* _Task_
Repeat the whole listing below, word for word.

── Information supplied

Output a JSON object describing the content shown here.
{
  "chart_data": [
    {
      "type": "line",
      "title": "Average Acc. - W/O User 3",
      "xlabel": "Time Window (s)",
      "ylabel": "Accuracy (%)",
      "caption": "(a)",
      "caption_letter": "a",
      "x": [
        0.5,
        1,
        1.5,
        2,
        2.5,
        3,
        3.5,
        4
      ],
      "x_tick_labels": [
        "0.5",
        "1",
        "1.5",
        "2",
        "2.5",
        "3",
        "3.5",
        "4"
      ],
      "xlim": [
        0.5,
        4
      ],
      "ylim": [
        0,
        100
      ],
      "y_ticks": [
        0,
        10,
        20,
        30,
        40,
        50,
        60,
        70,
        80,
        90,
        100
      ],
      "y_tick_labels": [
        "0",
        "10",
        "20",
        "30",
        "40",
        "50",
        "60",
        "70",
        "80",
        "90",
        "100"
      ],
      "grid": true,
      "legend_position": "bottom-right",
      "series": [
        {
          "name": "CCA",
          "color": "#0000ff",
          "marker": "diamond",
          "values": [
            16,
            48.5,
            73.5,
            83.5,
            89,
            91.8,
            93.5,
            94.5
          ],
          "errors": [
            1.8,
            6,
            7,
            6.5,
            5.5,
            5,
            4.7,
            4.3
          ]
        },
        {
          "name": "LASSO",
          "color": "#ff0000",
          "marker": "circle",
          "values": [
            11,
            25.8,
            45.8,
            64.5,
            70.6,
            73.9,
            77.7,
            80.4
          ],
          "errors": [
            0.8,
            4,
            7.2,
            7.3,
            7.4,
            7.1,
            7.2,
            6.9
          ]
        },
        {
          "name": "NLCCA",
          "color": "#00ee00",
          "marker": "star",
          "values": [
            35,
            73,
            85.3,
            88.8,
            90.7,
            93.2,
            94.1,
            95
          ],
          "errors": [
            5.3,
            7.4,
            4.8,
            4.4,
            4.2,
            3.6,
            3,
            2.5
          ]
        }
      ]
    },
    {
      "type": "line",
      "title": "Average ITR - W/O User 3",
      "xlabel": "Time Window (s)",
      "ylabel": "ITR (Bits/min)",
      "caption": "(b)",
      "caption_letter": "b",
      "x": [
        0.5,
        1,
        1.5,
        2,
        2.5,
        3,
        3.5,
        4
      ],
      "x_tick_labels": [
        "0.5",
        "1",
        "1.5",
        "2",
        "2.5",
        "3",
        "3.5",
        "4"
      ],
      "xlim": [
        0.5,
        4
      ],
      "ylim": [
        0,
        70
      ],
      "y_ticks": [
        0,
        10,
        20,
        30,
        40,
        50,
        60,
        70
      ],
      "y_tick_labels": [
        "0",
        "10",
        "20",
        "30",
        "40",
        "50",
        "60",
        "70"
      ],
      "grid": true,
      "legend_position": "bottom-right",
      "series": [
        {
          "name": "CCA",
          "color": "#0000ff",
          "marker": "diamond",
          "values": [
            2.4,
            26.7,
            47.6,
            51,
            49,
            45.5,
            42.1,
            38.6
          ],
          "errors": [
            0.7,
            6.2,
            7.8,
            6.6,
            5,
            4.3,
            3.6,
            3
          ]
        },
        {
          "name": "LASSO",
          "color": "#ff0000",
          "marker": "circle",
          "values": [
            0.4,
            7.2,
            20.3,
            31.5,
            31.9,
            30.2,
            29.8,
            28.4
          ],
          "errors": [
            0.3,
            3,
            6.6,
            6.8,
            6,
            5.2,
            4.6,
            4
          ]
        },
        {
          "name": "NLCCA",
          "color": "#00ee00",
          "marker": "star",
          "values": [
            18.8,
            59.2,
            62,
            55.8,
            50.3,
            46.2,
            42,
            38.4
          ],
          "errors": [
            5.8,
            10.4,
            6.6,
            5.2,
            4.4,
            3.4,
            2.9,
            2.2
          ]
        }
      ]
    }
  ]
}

────

* _Exercise solution_
Output a JSON object describing the content shown here.
{
  "chart_data": [
    {
      "type": "line",
      "title": "Average Acc. - W/O User 3",
      "xlabel": "Time Window (s)",
      "ylabel": "Accuracy (%)",
      "caption": "(a)",
      "caption_letter": "a",
      "x": [
        0.5,
        1,
        1.5,
        2,
        2.5,
        3,
        3.5,
        4
      ],
      "x_tick_labels": [
        "0.5",
        "1",
        "1.5",
        "2",
        "2.5",
        "3",
        "3.5",
        "4"
      ],
      "xlim": [
        0.5,
        4
      ],
      "ylim": [
        0,
        100
      ],
      "y_ticks": [
        0,
        10,
        20,
        30,
        40,
        50,
        60,
        70,
        80,
        90,
        100
      ],
      "y_tick_labels": [
        "0",
        "10",
        "20",
        "30",
        "40",
        "50",
        "60",
        "70",
        "80",
        "90",
        "100"
      ],
      "grid": true,
      "legend_position": "bottom-right",
      "series": [
        {
          "name": "CCA",
          "color": "#0000ff",
          "marker": "diamond",
          "values": [
            16,
            48.5,
            73.5,
            83.5,
            89,
            91.8,
            93.5,
            94.5
          ],
          "errors": [
            1.8,
            6,
            7,
            6.5,
            5.5,
            5,
            4.7,
            4.3
          ]
        },
        {
          "name": "LASSO",
          "color": "#ff0000",
          "marker": "circle",
          "values": [
            11,
            25.8,
            45.8,
            64.5,
            70.6,
            73.9,
            77.7,
            80.4
          ],
          "errors": [
            0.8,
            4,
            7.2,
            7.3,
            7.4,
            7.1,
            7.2,
            6.9
          ]
        },
        {
          "name": "NLCCA",
          "color": "#00ee00",
          "marker": "star",
          "values": [
            35,
            73,
            85.3,
            88.8,
            90.7,
            93.2,
            94.1,
            95
          ],
          "errors": [
            5.3,
            7.4,
            4.8,
            4.4,
            4.2,
            3.6,
            3,
            2.5
          ]
        }
      ]
    },
    {
      "type": "line",
      "title": "Average ITR - W/O User 3",
      "xlabel": "Time Window (s)",
      "ylabel": "ITR (Bits/min)",
      "caption": "(b)",
      "caption_letter": "b",
      "x": [
        0.5,
        1,
        1.5,
        2,
        2.5,
        3,
        3.5,
        4
      ],
      "x_tick_labels": [
        "0.5",
        "1",
        "1.5",
        "2",
        "2.5",
        "3",
        "3.5",
        "4"
      ],
      "xlim": [
        0.5,
        4
      ],
      "ylim": [
        0,
        70
      ],
      "y_ticks": [
        0,
        10,
        20,
        30,
        40,
        50,
        60,
        70
      ],
      "y_tick_labels": [
        "0",
        "10",
        "20",
        "30",
        "40",
        "50",
        "60",
        "70"
      ],
      "grid": true,
      "legend_position": "bottom-right",
      "series": [
        {
          "name": "CCA",
          "color": "#0000ff",
          "marker": "diamond",
          "values": [
            2.4,
            26.7,
            47.6,
            51,
            49,
            45.5,
            42.1,
            38.6
          ],
          "errors": [
            0.7,
            6.2,
            7.8,
            6.6,
            5,
            4.3,
            3.6,
            3
          ]
        },
        {
          "name": "LASSO",
          "color": "#ff0000",
          "marker": "circle",
          "values": [
            0.4,
            7.2,
            20.3,
            31.5,
            31.9,
            30.2,
            29.8,
            28.4
          ],
          "errors": [
            0.3,
            3,
            6.6,
            6.8,
            6,
            5.2,
            4.6,
            4
          ]
        },
        {
          "name": "NLCCA",
          "color": "#00ee00",
          "marker": "star",
          "values": [
            18.8,
            59.2,
            62,
            55.8,
            50.3,
            46.2,
            42,
            38.4
          ],
          "errors": [
            5.8,
            10.4,
            6.6,
            5.2,
            4.4,
            3.4,
            2.9,
            2.2
          ]
        }
      ]
    }
  ]
}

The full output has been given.